* WHAT IS BEING ASKED: Print all entries precisely as they are written.

start

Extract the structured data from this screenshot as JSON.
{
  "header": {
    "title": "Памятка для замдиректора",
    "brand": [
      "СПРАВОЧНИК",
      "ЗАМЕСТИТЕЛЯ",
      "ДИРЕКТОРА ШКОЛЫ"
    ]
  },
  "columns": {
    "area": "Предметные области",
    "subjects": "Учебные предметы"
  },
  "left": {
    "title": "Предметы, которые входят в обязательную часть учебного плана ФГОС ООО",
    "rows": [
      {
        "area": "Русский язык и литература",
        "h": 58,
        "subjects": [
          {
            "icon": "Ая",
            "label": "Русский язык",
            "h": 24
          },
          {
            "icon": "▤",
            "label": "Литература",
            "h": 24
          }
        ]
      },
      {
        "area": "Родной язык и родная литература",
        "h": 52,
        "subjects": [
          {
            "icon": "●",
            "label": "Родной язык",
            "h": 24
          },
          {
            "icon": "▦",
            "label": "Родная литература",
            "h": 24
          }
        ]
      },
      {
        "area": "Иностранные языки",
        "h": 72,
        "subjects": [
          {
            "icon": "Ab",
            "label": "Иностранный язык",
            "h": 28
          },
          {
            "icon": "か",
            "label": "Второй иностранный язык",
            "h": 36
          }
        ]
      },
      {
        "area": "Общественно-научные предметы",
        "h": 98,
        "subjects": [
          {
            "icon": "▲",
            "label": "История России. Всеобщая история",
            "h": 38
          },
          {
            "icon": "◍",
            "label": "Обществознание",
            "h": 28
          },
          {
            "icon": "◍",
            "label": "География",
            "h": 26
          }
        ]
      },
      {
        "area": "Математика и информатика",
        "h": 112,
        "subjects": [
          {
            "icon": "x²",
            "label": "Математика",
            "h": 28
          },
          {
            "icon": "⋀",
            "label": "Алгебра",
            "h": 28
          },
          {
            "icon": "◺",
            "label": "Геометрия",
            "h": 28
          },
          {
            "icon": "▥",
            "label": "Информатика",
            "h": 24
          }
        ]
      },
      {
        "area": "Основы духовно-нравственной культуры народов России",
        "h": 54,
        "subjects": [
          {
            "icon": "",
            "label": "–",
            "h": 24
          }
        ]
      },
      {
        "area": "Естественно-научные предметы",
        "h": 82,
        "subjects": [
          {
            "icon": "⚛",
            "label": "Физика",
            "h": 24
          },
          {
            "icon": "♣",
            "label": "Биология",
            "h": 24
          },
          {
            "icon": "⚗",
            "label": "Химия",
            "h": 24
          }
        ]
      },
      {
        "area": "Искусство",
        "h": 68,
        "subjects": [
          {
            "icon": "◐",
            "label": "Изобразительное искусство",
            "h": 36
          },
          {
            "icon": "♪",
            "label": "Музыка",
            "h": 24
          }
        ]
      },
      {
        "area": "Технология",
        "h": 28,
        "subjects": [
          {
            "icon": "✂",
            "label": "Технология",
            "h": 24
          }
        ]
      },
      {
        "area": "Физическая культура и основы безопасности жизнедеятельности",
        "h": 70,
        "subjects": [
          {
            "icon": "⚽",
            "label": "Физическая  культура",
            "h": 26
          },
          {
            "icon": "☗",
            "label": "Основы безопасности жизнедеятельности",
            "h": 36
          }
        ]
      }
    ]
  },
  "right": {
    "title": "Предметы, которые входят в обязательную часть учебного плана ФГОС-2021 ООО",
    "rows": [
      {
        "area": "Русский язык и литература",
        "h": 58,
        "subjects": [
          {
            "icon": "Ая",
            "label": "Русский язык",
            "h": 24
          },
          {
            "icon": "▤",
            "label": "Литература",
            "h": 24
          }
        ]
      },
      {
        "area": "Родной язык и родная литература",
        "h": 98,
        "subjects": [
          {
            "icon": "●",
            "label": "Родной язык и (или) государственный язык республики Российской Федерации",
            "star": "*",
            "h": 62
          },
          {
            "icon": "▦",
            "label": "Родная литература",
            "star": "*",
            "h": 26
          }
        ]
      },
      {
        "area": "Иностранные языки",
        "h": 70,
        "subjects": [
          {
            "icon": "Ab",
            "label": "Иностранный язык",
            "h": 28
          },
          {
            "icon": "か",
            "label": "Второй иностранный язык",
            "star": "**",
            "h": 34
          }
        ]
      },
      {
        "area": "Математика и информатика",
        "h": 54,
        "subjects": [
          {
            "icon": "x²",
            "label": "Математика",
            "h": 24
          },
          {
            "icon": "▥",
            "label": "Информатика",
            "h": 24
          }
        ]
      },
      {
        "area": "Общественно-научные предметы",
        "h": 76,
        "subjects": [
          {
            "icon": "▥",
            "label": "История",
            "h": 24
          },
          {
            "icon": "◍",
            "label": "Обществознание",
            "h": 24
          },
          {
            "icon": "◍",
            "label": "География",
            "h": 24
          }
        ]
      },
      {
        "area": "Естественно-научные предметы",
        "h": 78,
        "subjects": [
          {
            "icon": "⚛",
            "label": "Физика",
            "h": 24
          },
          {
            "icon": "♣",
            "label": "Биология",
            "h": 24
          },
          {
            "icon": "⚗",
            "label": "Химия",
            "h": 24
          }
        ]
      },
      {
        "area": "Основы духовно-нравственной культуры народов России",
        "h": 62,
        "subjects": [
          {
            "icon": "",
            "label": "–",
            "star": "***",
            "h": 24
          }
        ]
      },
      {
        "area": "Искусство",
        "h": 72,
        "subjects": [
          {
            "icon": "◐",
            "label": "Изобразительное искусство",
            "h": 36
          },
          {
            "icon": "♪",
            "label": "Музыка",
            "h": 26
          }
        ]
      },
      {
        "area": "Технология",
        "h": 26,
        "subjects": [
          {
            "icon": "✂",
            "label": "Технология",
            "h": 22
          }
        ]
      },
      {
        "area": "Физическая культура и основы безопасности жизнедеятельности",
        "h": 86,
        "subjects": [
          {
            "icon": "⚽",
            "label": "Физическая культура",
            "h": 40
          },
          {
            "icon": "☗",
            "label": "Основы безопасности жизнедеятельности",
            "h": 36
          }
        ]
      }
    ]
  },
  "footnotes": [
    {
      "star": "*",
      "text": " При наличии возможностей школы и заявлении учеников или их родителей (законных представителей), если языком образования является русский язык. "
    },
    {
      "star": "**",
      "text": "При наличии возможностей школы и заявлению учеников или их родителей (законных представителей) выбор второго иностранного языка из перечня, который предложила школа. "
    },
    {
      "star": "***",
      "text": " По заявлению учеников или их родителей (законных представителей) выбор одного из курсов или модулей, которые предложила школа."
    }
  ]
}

end

* ANSWER BELOW:
Extract the structured data from this screenshot as JSON.
{
  "header": {
    "title": "Памятка для замдиректора",
    "brand": [
      "СПРАВОЧНИК",
      "ЗАМЕСТИТЕЛЯ",
      "ДИРЕКТОРА ШКОЛЫ"
    ]
  },
  "columns": {
    "area": "Предметные области",
    "subjects": "Учебные предметы"
  },
  "left": {
    "title": "Предметы, которые входят в обязательную часть учебного плана ФГОС ООО",
    "rows": [
      {
        "area": "Русский язык и литература",
        "h": 58,
        "subjects": [
          {
            "icon": "Ая",
            "label": "Русский язык",
            "h": 24
          },
          {
            "icon": "▤",
            "label": "Литература",
            "h": 24
          }
        ]
      },
      {
        "area": "Родной язык и родная литература",
        "h": 52,
        "subjects": [
          {
            "icon": "●",
            "label": "Родной язык",
            "h": 24
          },
          {
            "icon": "▦",
            "label": "Родная литература",
            "h": 24
          }
        ]
      },
      {
        "area": "Иностранные языки",
        "h": 72,
        "subjects": [
          {
            "icon": "Ab",
            "label": "Иностранный язык",
            "h": 28
          },
          {
            "icon": "か",
            "label": "Второй иностранный язык",
            "h": 36
          }
        ]
      },
      {
        "area": "Общественно-научные предметы",
        "h": 98,
        "subjects": [
          {
            "icon": "▲",
            "label": "История России. Всеобщая история",
            "h": 38
          },
          {
            "icon": "◍",
            "label": "Обществознание",
            "h": 28
          },
          {
            "icon": "◍",
            "label": "География",
            "h": 26
          }
        ]
      },
      {
        "area": "Математика и информатика",
        "h": 112,
        "subjects": [
          {
            "icon": "x²",
            "label": "Математика",
            "h": 28
          },
          {
            "icon": "⋀",
            "label": "Алгебра",
            "h": 28
          },
          {
            "icon": "◺",
            "label": "Геометрия",
            "h": 28
          },
          {
            "icon": "▥",
            "label": "Информатика",
            "h": 24
          }
        ]
      },
      {
        "area": "Основы духовно-нравственной культуры народов России",
        "h": 54,
        "subjects": [
          {
            "icon": "",
            "label": "–",
            "h": 24
          }
        ]
      },
      {
        "area": "Естественно-научные предметы",
        "h": 82,
        "subjects": [
          {
            "icon": "⚛",
            "label": "Физика",
            "h": 24
          },
          {
            "icon": "♣",
            "label": "Биология",
            "h": 24
          },
          {
            "icon": "⚗",
            "label": "Химия",
            "h": 24
          }
        ]
      },
      {
        "area": "Искусство",
        "h": 68,
        "subjects": [
          {
            "icon": "◐",
            "label": "Изобразительное искусство",
            "h": 36
          },
          {
            "icon": "♪",
            "label": "Музыка",
            "h": 24
          }
        ]
      },
      {
        "area": "Технология",
        "h": 28,
        "subjects": [
          {
            "icon": "✂",
            "label": "Технология",
            "h": 24
          }
        ]
      },
      {
        "area": "Физическая культура и основы безопасности жизнедеятельности",
        "h": 70,
        "subjects": [
          {
            "icon": "⚽",
            "label": "Физическая  культура",
            "h": 26
          },
          {
            "icon": "☗",
            "label": "Основы безопасности жизнедеятельности",
            "h": 36
          }
        ]
      }
    ]
  },
  "right": {
    "title": "Предметы, которые входят в обязательную часть учебного плана ФГОС-2021 ООО",
    "rows": [
      {
        "area": "Русский язык и литература",
        "h": 58,
        "subjects": [
          {
            "icon": "Ая",
            "label": "Русский язык",
            "h": 24
          },
          {
            "icon": "▤",
            "label": "Литература",
            "h": 24
          }
        ]
      },
      {
        "area": "Родной язык и родная литература",
        "h": 98,
        "subjects": [
          {
            "icon": "●",
            "label": "Родной язык и (или) государственный язык республики Российской Федерации",
            "star": "*",
            "h": 62
          },
          {
            "icon": "▦",
            "label": "Родная литература",
            "star": "*",
            "h": 26
          }
        ]
      },
      {
        "area": "Иностранные языки",
        "h": 70,
        "subjects": [
          {
            "icon": "Ab",
            "label": "Иностранный язык",
            "h": 28
          },
          {
            "icon": "か",
            "label": "Второй иностранный язык",
            "star": "**",
            "h": 34
          }
        ]
      },
      {
        "area": "Математика и информатика",
        "h": 54,
        "subjects": [
          {
            "icon": "x²",
            "label": "Математика",
            "h": 24
          },
          {
            "icon": "▥",
            "label": "Информатика",
            "h": 24
          }
        ]
      },
      {
        "area": "Общественно-научные предметы",
        "h": 76,
        "subjects": [
          {
            "icon": "▥",
            "label": "История",
            "h": 24
          },
          {
            "icon": "◍",
            "label": "Обществознание",
            "h": 24
          },
          {
            "icon": "◍",
            "label": "География",
            "h": 24
          }
        ]
      },
      {
        "area": "Естественно-научные предметы",
        "h": 78,
        "subjects": [
          {
            "icon": "⚛",
            "label": "Физика",
            "h": 24
          },
          {
            "icon": "♣",
            "label": "Биология",
            "h": 24
          },
          {
            "icon": "⚗",
            "label": "Химия",
            "h": 24
          }
        ]
      },
      {
        "area": "Основы духовно-нравственной культуры народов России",
        "h": 62,
        "subjects": [
          {
            "icon": "",
            "label": "–",
            "star": "***",
            "h": 24
          }
        ]
      },
      {
        "area": "Искусство",
        "h": 72,
        "subjects": [
          {
            "icon": "◐",
            "label": "Изобразительное искусство",
            "h": 36
          },
          {
            "icon": "♪",
            "label": "Музыка",
            "h": 26
          }
        ]
      },
      {
        "area": "Технология",
        "h": 26,
        "subjects": [
          {
            "icon": "✂",
            "label": "Технология",
            "h": 22
          }
        ]
      },
      {
        "area": "Физическая культура и основы безопасности жизнедеятельности",
        "h": 86,
        "subjects": [
          {
            "icon": "⚽",
            "label": "Физическая культура",
            "h": 40
          },
          {
            "icon": "☗",
            "label": "Основы безопасности жизнедеятельности",
            "h": 36
          }
        ]
      }
    ]
  },
  "footnotes": [
    {
      "star": "*",
      "text": " При наличии возможностей школы и заявлении учеников или их родителей (законных представителей), если языком образования является русский язык. "
    },
    {
      "star": "**",
      "text": "При наличии возможностей школы и заявлению учеников или их родителей (законных представителей) выбор второго иностранного языка из перечня, который предложила школа. "
    },
    {
      "star": "***",
      "text": " По заявлению учеников или их родителей (законных представителей) выбор одного из курсов или модулей, которые предложила школа."
    }
  ]
}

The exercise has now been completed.